**TASK DETAILS**
Give every line below again, exactly.

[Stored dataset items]
====================
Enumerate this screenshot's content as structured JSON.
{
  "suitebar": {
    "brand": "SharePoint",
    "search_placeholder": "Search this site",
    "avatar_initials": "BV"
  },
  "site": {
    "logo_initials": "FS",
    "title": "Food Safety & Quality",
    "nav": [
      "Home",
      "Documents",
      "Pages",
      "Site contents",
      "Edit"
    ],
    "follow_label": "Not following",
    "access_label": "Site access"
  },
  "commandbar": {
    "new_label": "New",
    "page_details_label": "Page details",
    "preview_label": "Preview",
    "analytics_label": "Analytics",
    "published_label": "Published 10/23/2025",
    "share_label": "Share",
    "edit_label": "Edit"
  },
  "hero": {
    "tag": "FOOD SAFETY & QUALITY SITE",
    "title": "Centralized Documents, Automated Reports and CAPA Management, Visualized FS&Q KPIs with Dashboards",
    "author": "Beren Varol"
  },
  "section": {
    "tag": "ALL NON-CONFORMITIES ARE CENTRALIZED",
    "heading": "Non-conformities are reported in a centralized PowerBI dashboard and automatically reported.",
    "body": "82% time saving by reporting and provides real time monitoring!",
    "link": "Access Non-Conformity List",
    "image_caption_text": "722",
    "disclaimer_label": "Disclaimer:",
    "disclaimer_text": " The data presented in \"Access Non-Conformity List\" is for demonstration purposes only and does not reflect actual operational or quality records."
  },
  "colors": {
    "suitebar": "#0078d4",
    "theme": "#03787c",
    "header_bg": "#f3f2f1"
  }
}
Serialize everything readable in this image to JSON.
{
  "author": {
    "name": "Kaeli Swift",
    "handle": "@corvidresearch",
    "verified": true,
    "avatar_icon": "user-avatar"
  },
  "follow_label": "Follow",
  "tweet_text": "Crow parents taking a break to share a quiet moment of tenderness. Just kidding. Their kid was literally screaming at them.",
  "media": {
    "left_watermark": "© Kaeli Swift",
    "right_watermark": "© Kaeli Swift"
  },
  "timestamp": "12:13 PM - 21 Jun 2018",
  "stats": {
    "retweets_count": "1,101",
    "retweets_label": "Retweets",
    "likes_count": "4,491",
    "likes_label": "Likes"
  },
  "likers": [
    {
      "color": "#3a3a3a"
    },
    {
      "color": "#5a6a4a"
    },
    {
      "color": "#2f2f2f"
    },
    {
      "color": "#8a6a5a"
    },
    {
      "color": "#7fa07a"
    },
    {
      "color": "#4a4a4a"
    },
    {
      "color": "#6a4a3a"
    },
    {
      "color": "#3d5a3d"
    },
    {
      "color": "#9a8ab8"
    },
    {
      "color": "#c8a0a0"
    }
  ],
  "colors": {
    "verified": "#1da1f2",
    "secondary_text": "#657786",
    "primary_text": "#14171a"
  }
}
====================
**RESPONSE TO THIS TASK**
Enumerate this screenshot's content as structured JSON.
{
  "suitebar": {
    "brand": "SharePoint",
    "search_placeholder": "Search this site",
    "avatar_initials": "BV"
  },
  "site": {
    "logo_initials": "FS",
    "title": "Food Safety & Quality",
    "nav": [
      "Home",
      "Documents",
      "Pages",
      "Site contents",
      "Edit"
    ],
    "follow_label": "Not following",
    "access_label": "Site access"
  },
  "commandbar": {
    "new_label": "New",
    "page_details_label": "Page details",
    "preview_label": "Preview",
    "analytics_label": "Analytics",
    "published_label": "Published 10/23/2025",
    "share_label": "Share",
    "edit_label": "Edit"
  },
  "hero": {
    "tag": "FOOD SAFETY & QUALITY SITE",
    "title": "Centralized Documents, Automated Reports and CAPA Management, Visualized FS&Q KPIs with Dashboards",
    "author": "Beren Varol"
  },
  "section": {
    "tag": "ALL NON-CONFORMITIES ARE CENTRALIZED",
    "heading": "Non-conformities are reported in a centralized PowerBI dashboard and automatically reported.",
    "body": "82% time saving by reporting and provides real time monitoring!",
    "link": "Access Non-Conformity List",
    "image_caption_text": "722",
    "disclaimer_label": "Disclaimer:",
    "disclaimer_text": " The data presented in \"Access Non-Conformity List\" is for demonstration purposes only and does not reflect actual operational or quality records."
  },
  "colors": {
    "suitebar": "#0078d4",
    "theme": "#03787c",
    "header_bg": "#f3f2f1"
  }
}
Serialize everything readable in this image to JSON.
{
  "author": {
    "name": "Kaeli Swift",
    "handle": "@corvidresearch",
    "verified": true,
    "avatar_icon": "user-avatar"
  },
  "follow_label": "Follow",
  "tweet_text": "Crow parents taking a break to share a quiet moment of tenderness. Just kidding. Their kid was literally screaming at them.",
  "media": {
    "left_watermark": "© Kaeli Swift",
    "right_watermark": "© Kaeli Swift"
  },
  "timestamp": "12:13 PM - 21 Jun 2018",
  "stats": {
    "retweets_count": "1,101",
    "retweets_label": "Retweets",
    "likes_count": "4,491",
    "likes_label": "Likes"
  },
  "likers": [
    {
      "color": "#3a3a3a"
    },
    {
      "color": "#5a6a4a"
    },
    {
      "color": "#2f2f2f"
    },
    {
      "color": "#8a6a5a"
    },
    {
      "color": "#7fa07a"
    },
    {
      "color": "#4a4a4a"
    },
    {
      "color": "#6a4a3a"
    },
    {
      "color": "#3d5a3d"
    },
    {
      "color": "#9a8ab8"
    },
    {
      "color": "#c8a0a0"
    }
  ],
  "colors": {
    "verified": "#1da1f2",
    "secondary_text": "#657786",
    "primary_text": "#14171a"
  }
}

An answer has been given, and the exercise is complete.